Check your understanding:
[1] In the PCR methods text, how long is the PCR fragment produced by the forward and reverse primer pair?
[2] Please pick up the PCR methods text where it stops and write what comes next.

START Source document

The design of PCR primers and probes used for microarray analysis was based on the published genome sequence of M. tuberculosis [14]. The sequences of forward and reverse primers are 5’-GATCAAGGAGTTCTTCG-3 and 5’-GCTCACGTGACAGACC-3’, respectively. This pair of primers generated a 123 base pair PCR fragment containing the key position in MTB rpoB gene. A 60 base pair microarray probe sequenced as 5’- CGACAGTCGGCGCTTGTGGGTCAACCCCGACAGCGGGTTGTTCTGGACCATGAATTGGCTCAGCTGGCTGGT-3’ was also designed based on the published sequence data of MTB rpoB gene. Both primers and probe were prepared by the Department of Health and Human Services, Center for Biologics Evaluation and Research Facility for Biotechnology Resources (U.S. Food and Drug Administration, Rockville, MD) with a Model 394 automated DNA synthesizer (Applied Biosystems, Foster City, CA) using cyanoethyl phosphoramidite nucleosides. The DNA probe was amine-group linked for a tight attachment to the slide.

2.3. PCR and LDT-PCR

This experiment was composed of two steps of PCRs, or conventional PCR and LDT-PCR, both were performed in a GeneAmp^® PCR Instrument System 9600 (Applied Biosystems, Foster City, CA).

For conventional PCR, the following protocol was used: Each 20 µl of PCR reagent contained 1× TaKaRa buffer, 200 µM each of dNTPs, 5 pM each of forward and reverses, 50 - 100 ng of M. tuberculosis DNA, and 1 units of TaKaRa Taq DNA polymerase. Cycling consisted of 94˚C for 3 min, followed by 35 cycles of 94˚C for 30 sec, 54˚C for 20 sec, and 72˚C for 45 sec. The final extension was 72˚C for 5 min. The size of the PCR products was analyzed by agarose gel electrophoresis. 5 µl of each PCR product was loaded in each lane.

For LDT-PCR, each 20 µl of PCR reagent contained 1× TaKaRa buffer, 5 pM each of forward and reverses, 1 µl of conventional PCR products from detected M. tuberculosis DNA sample and 1 µl of conventional PCR product from wild type H37Rv sample, 0.5 µM of Cy5 dye-labeled dCTP, and 1 units of TaKaRa Taq DNA polymerase. Cycling consisted of 94˚C for 2 min and then cooled down to 70˚C for 10 min, followed by 1 cycle of 80˚C for 30 sec, 54˚C for 20 sec, and 72˚C for 2 min. The LDT-PCR products were purified with ethanol precipitation method and finally eluted into 30 µl of distilled water.

END Source document
START Data for analysis

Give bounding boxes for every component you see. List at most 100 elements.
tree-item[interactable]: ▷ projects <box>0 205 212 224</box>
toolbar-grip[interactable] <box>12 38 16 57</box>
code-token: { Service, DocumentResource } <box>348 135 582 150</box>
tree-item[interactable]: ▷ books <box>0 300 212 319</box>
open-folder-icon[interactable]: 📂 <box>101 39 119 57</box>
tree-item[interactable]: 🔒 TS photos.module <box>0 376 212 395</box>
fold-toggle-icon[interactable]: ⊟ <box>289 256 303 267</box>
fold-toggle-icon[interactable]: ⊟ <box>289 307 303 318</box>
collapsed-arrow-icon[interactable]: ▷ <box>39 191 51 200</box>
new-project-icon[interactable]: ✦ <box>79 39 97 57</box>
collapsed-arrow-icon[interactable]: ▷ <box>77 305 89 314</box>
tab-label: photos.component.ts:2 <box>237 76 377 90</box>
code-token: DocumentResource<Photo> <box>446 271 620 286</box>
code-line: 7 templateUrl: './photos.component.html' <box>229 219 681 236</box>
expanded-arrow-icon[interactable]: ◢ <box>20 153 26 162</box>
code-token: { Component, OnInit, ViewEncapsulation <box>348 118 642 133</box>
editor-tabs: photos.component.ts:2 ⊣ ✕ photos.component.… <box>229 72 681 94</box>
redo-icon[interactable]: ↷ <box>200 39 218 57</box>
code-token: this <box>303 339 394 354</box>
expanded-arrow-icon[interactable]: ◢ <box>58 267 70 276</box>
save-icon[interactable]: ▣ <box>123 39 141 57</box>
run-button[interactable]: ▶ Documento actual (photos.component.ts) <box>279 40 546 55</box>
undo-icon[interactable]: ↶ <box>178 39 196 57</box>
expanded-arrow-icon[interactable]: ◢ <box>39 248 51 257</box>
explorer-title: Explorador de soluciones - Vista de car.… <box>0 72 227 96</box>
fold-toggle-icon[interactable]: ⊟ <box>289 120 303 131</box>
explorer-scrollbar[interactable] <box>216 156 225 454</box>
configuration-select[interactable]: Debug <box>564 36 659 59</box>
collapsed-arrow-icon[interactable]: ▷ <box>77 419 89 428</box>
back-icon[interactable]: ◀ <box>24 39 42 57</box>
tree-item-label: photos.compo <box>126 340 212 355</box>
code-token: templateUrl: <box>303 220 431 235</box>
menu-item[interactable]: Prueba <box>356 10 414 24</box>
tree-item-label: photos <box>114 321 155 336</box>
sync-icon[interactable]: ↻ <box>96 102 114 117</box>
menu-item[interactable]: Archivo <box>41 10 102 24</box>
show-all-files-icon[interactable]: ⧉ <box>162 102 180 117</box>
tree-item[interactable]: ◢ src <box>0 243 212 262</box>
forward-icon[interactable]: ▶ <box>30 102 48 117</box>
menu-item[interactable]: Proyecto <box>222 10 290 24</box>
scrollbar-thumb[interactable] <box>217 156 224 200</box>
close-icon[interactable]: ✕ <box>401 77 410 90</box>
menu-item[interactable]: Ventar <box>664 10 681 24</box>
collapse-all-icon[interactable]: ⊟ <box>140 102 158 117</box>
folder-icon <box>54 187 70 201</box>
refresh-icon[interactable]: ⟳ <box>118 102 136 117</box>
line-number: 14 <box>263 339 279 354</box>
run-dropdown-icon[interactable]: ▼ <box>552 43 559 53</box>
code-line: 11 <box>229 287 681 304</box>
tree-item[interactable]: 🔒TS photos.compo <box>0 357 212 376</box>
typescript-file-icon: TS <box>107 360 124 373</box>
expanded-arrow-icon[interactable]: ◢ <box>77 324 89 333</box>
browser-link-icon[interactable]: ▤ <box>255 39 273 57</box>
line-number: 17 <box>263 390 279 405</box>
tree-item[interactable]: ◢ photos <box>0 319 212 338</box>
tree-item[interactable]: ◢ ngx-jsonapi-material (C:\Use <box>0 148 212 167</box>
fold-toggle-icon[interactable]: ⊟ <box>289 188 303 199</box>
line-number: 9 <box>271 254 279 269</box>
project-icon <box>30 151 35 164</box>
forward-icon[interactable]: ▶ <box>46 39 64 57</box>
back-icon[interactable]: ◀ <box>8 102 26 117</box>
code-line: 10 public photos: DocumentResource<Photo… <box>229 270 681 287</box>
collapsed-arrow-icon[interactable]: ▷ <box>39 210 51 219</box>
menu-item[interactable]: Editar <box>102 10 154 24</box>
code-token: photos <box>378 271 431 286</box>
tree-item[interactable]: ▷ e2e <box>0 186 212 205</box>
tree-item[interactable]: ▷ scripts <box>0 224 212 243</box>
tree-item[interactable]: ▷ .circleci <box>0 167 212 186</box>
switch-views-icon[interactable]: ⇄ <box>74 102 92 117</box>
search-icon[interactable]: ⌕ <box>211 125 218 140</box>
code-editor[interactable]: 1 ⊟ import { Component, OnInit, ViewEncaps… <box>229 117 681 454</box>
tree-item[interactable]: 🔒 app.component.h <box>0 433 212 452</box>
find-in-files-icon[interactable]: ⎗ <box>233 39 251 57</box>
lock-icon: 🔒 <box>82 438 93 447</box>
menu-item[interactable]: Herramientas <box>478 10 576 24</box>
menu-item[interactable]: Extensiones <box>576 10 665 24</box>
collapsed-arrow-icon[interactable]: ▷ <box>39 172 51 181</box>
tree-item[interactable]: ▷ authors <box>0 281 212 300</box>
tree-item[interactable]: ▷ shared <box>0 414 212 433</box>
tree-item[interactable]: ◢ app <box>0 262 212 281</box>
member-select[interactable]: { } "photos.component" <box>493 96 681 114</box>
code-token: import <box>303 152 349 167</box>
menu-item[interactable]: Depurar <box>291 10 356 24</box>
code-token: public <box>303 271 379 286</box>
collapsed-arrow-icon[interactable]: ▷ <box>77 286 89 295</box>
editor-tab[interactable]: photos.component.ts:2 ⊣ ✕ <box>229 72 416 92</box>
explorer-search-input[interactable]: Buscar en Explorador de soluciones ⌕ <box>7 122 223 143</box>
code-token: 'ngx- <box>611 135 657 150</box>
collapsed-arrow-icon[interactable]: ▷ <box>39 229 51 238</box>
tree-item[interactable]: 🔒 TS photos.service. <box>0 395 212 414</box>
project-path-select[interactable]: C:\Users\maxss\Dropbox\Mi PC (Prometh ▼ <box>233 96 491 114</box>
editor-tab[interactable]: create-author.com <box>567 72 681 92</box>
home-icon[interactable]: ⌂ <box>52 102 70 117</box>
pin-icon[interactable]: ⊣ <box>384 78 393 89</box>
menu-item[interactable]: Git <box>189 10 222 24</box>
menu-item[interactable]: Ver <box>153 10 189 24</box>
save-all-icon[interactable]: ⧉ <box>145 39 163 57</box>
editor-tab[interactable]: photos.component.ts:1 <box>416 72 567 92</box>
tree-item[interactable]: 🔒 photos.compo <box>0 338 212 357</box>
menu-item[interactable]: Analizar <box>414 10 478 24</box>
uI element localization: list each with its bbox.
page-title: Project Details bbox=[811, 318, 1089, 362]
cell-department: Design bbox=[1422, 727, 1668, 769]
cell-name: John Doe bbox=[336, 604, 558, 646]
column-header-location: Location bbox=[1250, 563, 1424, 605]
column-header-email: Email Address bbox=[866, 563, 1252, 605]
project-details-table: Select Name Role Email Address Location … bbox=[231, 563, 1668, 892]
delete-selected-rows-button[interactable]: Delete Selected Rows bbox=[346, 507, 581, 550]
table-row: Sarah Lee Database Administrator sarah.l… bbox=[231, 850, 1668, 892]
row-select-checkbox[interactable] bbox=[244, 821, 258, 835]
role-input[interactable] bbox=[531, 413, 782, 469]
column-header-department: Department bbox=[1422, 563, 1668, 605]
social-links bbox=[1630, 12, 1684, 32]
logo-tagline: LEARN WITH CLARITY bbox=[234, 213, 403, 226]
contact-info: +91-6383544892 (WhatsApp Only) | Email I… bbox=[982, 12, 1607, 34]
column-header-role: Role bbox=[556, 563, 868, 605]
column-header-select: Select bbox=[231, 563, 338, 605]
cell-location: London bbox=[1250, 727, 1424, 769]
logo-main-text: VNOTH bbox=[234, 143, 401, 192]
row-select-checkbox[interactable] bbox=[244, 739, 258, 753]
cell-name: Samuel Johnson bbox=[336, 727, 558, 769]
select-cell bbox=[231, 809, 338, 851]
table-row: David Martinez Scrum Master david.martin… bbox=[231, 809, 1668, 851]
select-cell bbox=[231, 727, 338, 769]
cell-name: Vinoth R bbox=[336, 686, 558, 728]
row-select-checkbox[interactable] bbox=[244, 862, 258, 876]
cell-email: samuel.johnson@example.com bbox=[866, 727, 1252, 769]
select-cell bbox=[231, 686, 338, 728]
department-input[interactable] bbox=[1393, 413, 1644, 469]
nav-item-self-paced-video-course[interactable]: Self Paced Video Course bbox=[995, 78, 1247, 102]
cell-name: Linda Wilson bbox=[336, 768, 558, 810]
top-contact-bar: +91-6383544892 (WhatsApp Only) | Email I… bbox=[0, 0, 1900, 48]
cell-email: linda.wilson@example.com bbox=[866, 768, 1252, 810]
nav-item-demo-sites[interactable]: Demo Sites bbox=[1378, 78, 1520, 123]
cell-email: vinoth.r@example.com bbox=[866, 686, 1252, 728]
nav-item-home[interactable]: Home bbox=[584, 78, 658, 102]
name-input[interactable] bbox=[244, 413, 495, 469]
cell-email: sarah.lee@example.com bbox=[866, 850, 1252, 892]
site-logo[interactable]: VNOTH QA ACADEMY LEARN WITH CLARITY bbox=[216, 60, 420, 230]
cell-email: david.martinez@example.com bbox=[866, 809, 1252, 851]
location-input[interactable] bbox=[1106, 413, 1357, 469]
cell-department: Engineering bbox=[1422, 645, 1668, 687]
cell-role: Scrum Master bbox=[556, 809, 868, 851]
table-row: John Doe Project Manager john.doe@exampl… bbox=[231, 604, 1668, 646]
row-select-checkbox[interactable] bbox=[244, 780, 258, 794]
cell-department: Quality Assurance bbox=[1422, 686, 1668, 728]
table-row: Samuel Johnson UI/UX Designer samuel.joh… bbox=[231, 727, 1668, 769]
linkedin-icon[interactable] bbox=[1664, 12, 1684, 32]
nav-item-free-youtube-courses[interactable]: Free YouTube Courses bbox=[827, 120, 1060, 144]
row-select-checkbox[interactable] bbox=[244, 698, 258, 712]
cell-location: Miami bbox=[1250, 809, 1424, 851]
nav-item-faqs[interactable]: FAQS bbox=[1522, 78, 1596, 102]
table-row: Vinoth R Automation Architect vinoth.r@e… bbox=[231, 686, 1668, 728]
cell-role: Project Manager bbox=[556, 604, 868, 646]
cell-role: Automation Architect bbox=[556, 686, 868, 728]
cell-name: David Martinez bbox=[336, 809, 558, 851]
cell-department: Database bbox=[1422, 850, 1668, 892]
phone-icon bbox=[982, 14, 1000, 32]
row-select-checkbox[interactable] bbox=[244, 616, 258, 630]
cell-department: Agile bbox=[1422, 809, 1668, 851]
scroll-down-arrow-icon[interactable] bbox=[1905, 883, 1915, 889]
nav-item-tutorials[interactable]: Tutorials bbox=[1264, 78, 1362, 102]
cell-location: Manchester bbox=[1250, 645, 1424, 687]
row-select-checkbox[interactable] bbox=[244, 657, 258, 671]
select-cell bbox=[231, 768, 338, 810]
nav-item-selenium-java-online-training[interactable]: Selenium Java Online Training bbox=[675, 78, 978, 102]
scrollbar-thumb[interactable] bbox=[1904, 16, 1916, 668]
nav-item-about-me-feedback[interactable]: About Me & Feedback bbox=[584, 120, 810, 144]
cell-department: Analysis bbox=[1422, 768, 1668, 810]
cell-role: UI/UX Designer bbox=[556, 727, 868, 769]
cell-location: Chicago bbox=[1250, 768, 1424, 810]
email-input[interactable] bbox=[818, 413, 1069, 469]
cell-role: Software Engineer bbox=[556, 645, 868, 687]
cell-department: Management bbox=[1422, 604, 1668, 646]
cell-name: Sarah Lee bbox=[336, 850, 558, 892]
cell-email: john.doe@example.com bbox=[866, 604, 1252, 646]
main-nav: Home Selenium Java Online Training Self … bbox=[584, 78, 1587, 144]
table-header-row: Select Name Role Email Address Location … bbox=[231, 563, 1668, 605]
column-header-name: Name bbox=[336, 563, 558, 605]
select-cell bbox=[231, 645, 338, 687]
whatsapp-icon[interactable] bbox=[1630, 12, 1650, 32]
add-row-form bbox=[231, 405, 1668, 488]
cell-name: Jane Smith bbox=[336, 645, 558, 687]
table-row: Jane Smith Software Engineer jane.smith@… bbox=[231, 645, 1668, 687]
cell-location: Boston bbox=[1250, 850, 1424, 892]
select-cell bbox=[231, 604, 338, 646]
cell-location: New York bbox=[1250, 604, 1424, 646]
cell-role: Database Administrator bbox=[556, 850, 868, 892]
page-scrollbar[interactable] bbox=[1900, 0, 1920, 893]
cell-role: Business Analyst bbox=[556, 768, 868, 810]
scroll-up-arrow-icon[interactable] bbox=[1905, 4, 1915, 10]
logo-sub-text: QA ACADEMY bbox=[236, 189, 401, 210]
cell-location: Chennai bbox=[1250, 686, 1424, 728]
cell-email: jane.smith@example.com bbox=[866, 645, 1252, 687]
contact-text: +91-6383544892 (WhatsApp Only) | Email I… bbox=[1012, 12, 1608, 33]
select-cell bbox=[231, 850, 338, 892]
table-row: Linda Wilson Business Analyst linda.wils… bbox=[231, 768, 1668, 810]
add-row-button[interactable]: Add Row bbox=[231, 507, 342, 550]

END Data for analysis

Solved tasks:
[1] 123 base pairs.

[2]
2.4. DNA Sequencing

For verification of the wild type and mutant clinical isolates of M. tuberculosis strains, all the PCR products from the samples used in this study were sequenced by the Core Lab in the Department of Health and Human Services, Center for Biologics Evaluation and Research Facility for Biotechnology Resources (U.S. Food and Drug Administration, Rockville, MD).

2.5. Microarray Chip Preparation

DNA oligonucleotide probes were diluted in spotting solution (50 M NaOH, 0.01% SDS) at a concentration of 100 µM and spotted onto CSS-silylated glass microscope slides (Telechem International Inc., Fisher Scientific, Suwanee, GA) with an OmniGrid Accent^TM robotic microarrayer (Genomic Solutions, Ann Arbor, MI). The average spot size was 400 µm. Total 8 sub-arrays, each contained double spots of same rpoB probe, were spotted on each slide.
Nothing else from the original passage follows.